*GIVEN REQUEST*:
Locate the lines that hold the string "page". Copy every such line.
## Start EXERCISE INPUTS
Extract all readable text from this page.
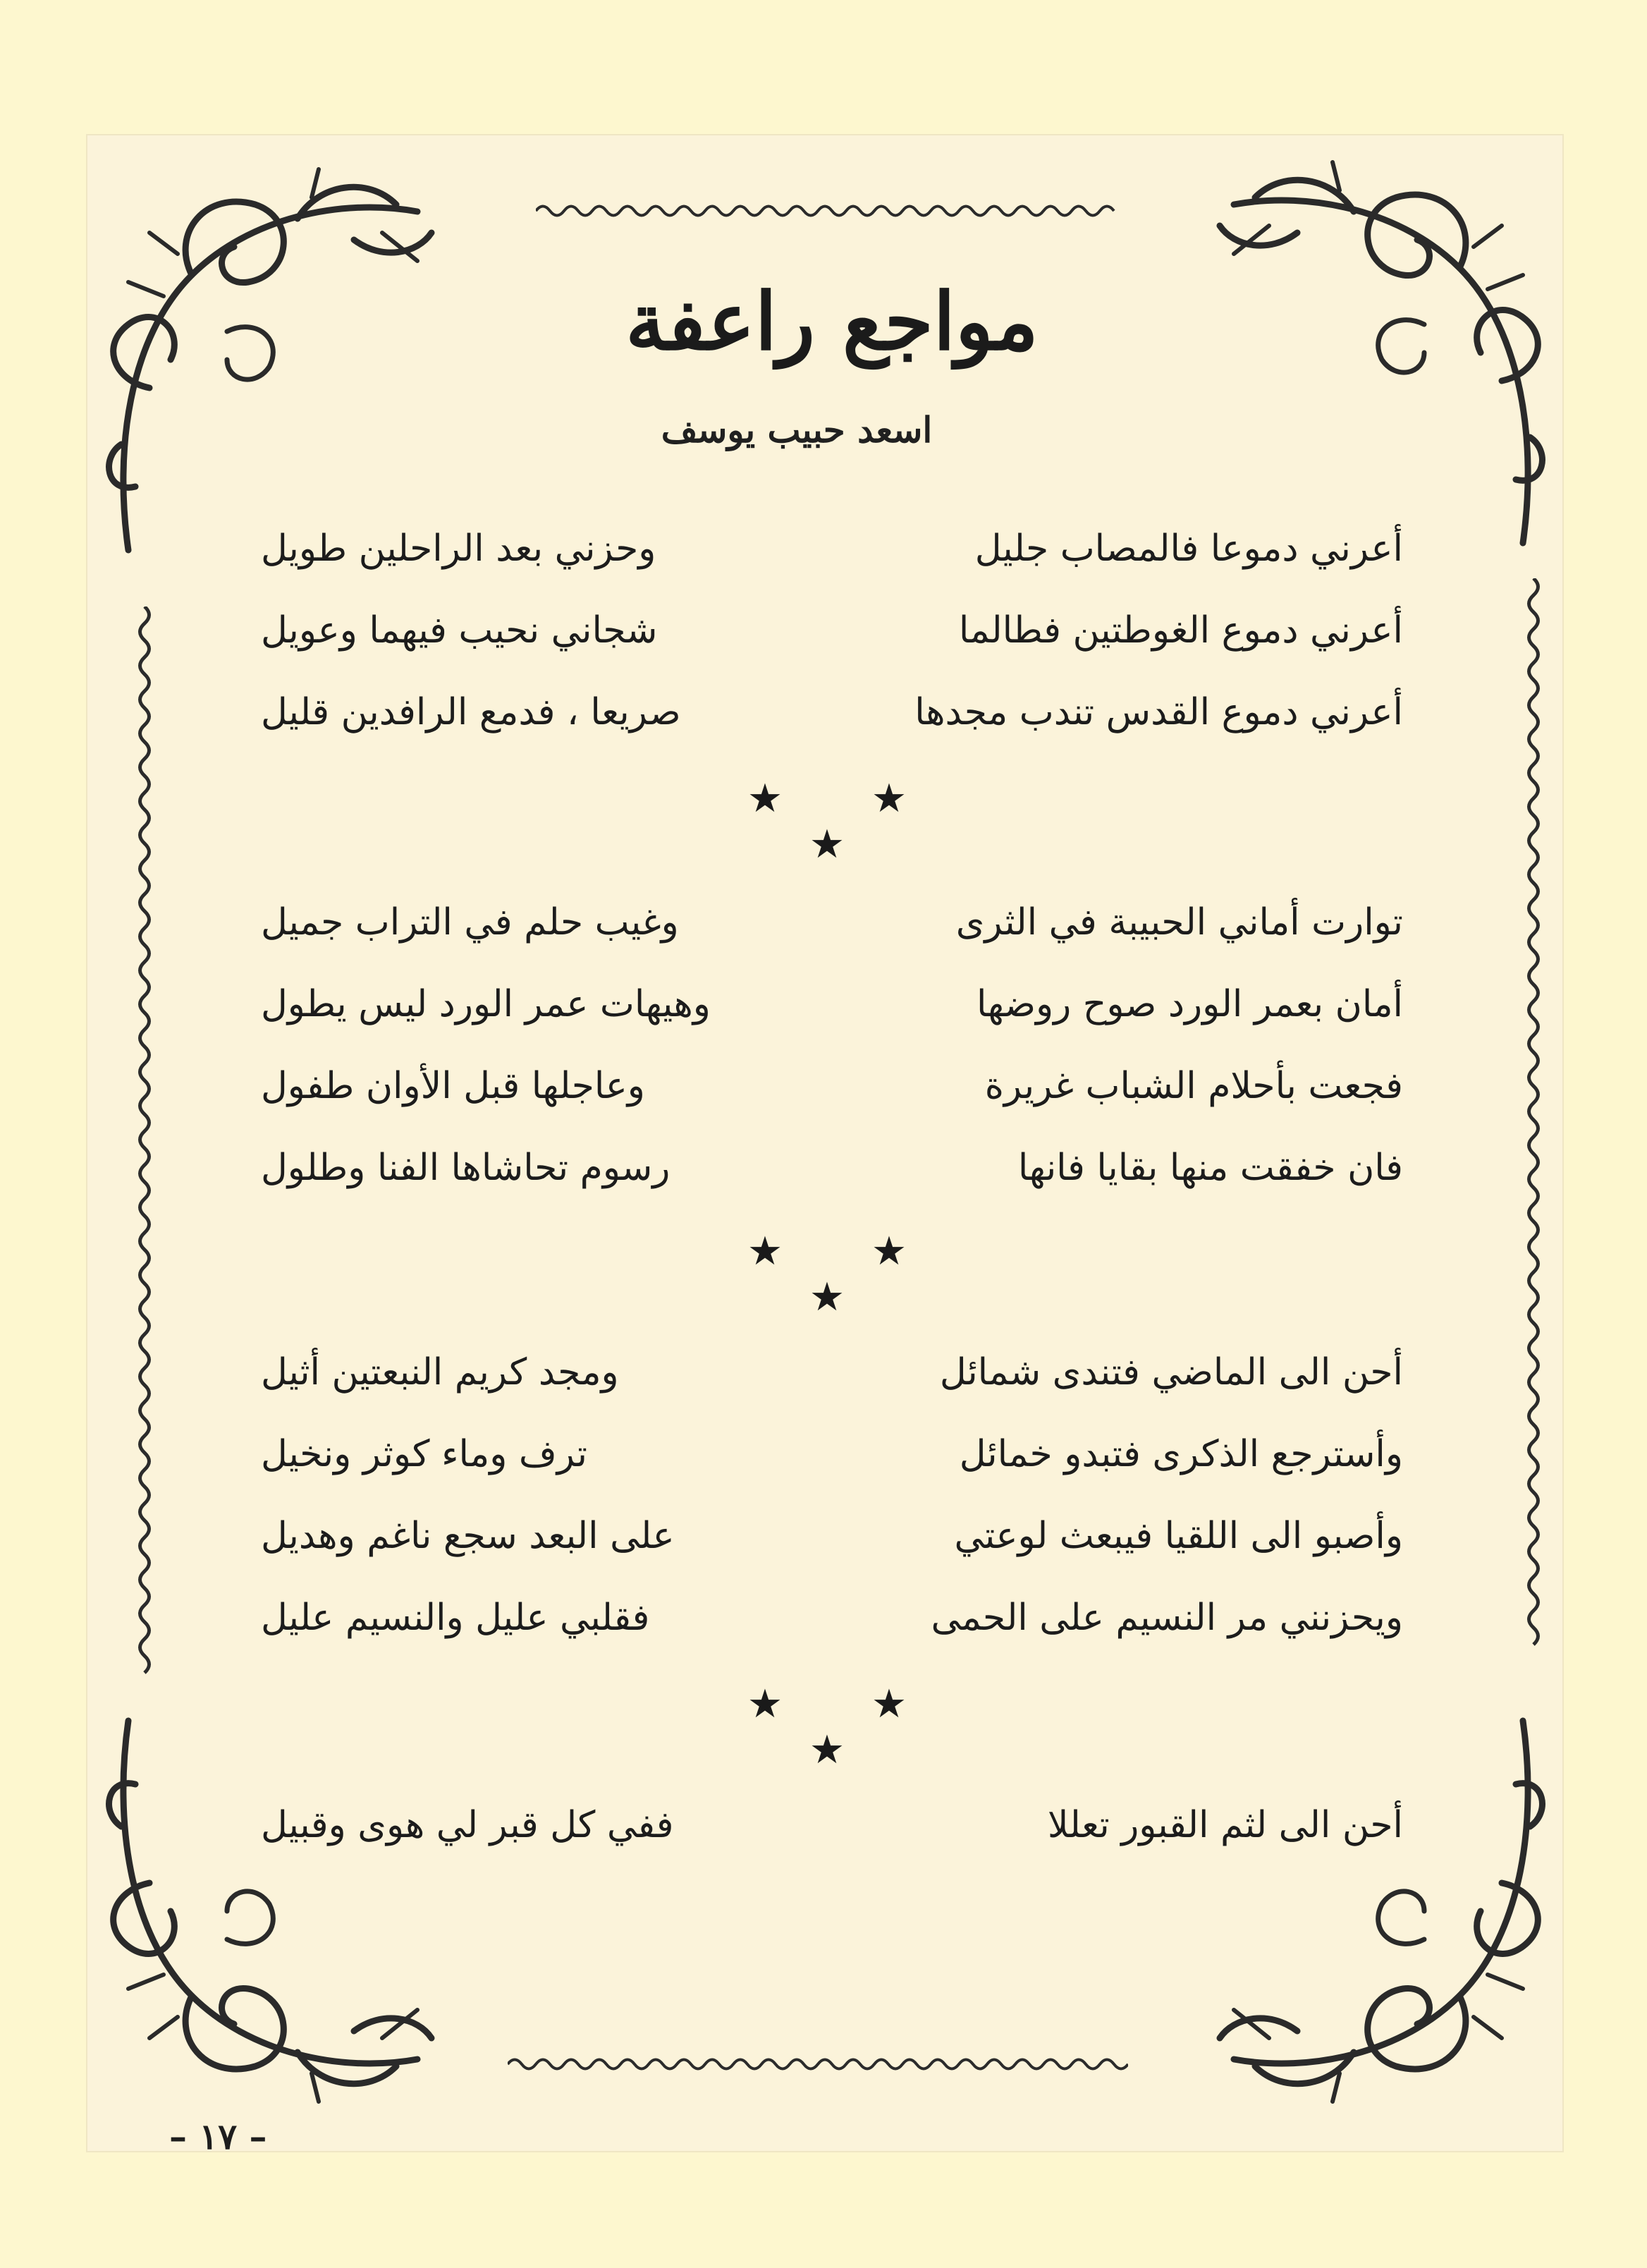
مواجع راعفة
اسعد حبيب يوسف
أعرني دموعا فالمصاب جليل
وحزني بعد الراحلين طويل
أعرني دموع الغوطتين فطالما
شجاني نحيب فيهما وعويل
أعرني دموع القدس تندب مجدها
صريعا ، فدمع الرافدين قليل
★ ★ ★
توارت أماني الحبيبة في الثرى
وغيب حلم في التراب جميل
أمان بعمر الورد صوح روضها
وهيهات عمر الورد ليس يطول
فجعت بأحلام الشباب غريرة
وعاجلها قبل الأوان طفول
فان خفقت منها بقايا فانها
رسوم تحاشاها الفنا وطلول
★ ★ ★
أحن الى الماضي فتندى شمائل
ومجد كريم النبعتين أثيل
وأسترجع الذكرى فتبدو خمائل
ترف وماء كوثر ونخيل
وأصبو الى اللقيا فيبعث لوعتي
على البعد سجع ناغم وهديل
ويحزنني مر النسيم على الحمى
فقلبي عليل والنسيم عليل
★ ★ ★
أحن الى لثم القبور تعللا
ففي كل قبر لي هوى وقبيل
– ١٧ –
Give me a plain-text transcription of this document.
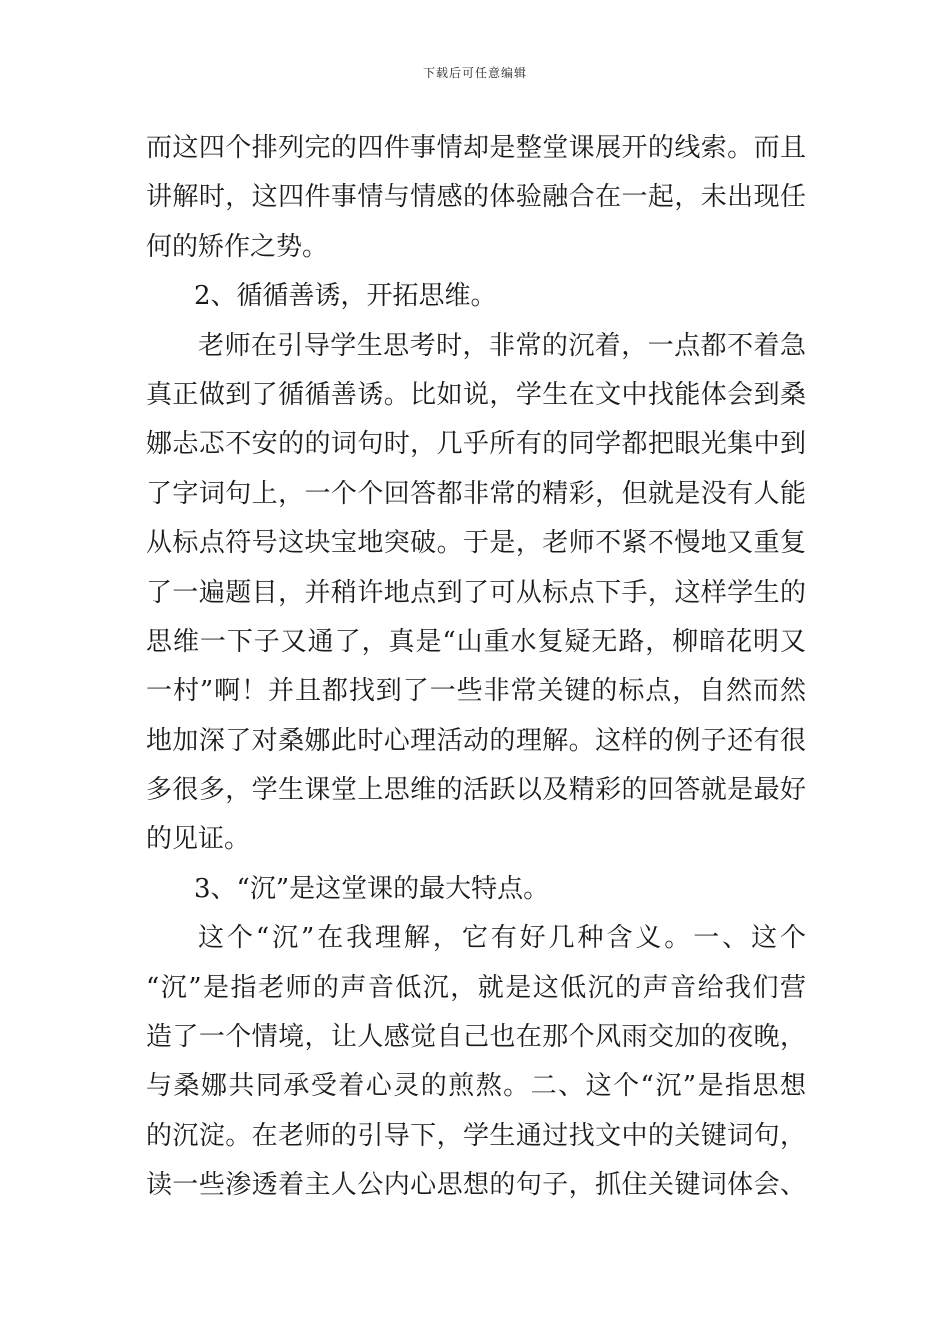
下载后可任意编辑
而这四个排列完的四件事情却是整堂课展开的线索。而且
讲解时，这四件事情与情感的体验融合在一起，未出现任
何的矫作之势。
2、循循善诱，开拓思维。
老师在引导学生思考时，非常的沉着，一点都不着急
真正做到了循循善诱。比如说，学生在文中找能体会到桑
娜忐忑不安的的词句时，几乎所有的同学都把眼光集中到
了字词句上，一个个回答都非常的精彩，但就是没有人能
从标点符号这块宝地突破。于是，老师不紧不慢地又重复
了一遍题目，并稍许地点到了可从标点下手，这样学生的
思维一下子又通了，真是“山重水复疑无路，柳暗花明又
一村”啊！并且都找到了一些非常关键的标点，自然而然
地加深了对桑娜此时心理活动的理解。这样的例子还有很
多很多，学生课堂上思维的活跃以及精彩的回答就是最好
的见证。
3、“沉”是这堂课的最大特点。
这个“沉”在我理解，它有好几种含义。一、这个
“沉”是指老师的声音低沉，就是这低沉的声音给我们营
造了一个情境，让人感觉自己也在那个风雨交加的夜晚，
与桑娜共同承受着心灵的煎熬。二、这个“沉”是指思想
的沉淀。在老师的引导下，学生通过找文中的关键词句，
读一些渗透着主人公内心思想的句子，抓住关键词体会、
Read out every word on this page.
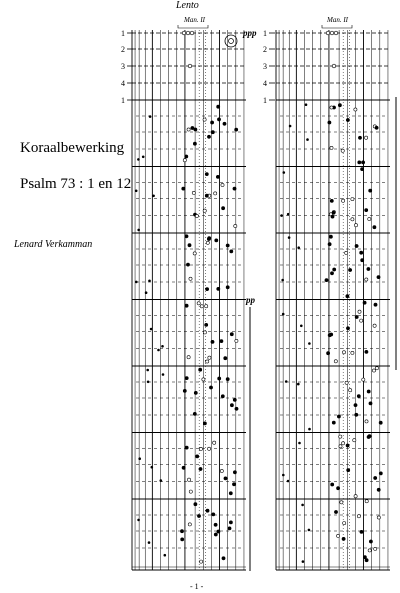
Lento
Man. II	Man. II
ppp
pp
Koraalbewerking
Psalm 73 : 1 en 12
Lenard Verkamman
- 1 -
1
2
3
4
1
1
2
3
4
1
## End EXERCISE INPUTS
*THE RESULT*:
Extract all readable text from this page.
Read out every word on this page.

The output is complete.